Dataset records:
_ _ _
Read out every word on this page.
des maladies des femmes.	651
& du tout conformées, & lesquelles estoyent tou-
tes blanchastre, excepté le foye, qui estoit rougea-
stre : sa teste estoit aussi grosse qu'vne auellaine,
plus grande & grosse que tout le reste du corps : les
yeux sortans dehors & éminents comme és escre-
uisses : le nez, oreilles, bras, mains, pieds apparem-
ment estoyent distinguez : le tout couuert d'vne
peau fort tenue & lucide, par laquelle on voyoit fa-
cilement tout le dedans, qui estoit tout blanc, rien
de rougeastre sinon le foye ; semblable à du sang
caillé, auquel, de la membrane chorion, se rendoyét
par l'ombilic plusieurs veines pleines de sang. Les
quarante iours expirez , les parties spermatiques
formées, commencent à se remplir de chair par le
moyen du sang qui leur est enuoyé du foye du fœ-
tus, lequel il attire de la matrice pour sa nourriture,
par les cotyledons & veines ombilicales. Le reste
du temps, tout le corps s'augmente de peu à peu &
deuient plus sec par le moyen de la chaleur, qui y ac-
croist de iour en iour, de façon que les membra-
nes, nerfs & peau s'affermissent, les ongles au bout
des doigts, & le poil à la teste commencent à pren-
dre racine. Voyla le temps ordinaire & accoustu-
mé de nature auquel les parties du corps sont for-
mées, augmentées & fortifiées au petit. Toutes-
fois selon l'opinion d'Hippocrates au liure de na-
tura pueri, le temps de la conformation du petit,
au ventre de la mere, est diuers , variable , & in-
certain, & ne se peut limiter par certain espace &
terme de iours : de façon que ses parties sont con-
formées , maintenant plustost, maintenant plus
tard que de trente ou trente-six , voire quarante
_ _ _
### Directions for this task
Write out each line of the data that holds the string "petit".

### Problem solution
mées, augmentées & fortifiées au petit. Toutes-
tura pueri, le temps de la conformation du petit,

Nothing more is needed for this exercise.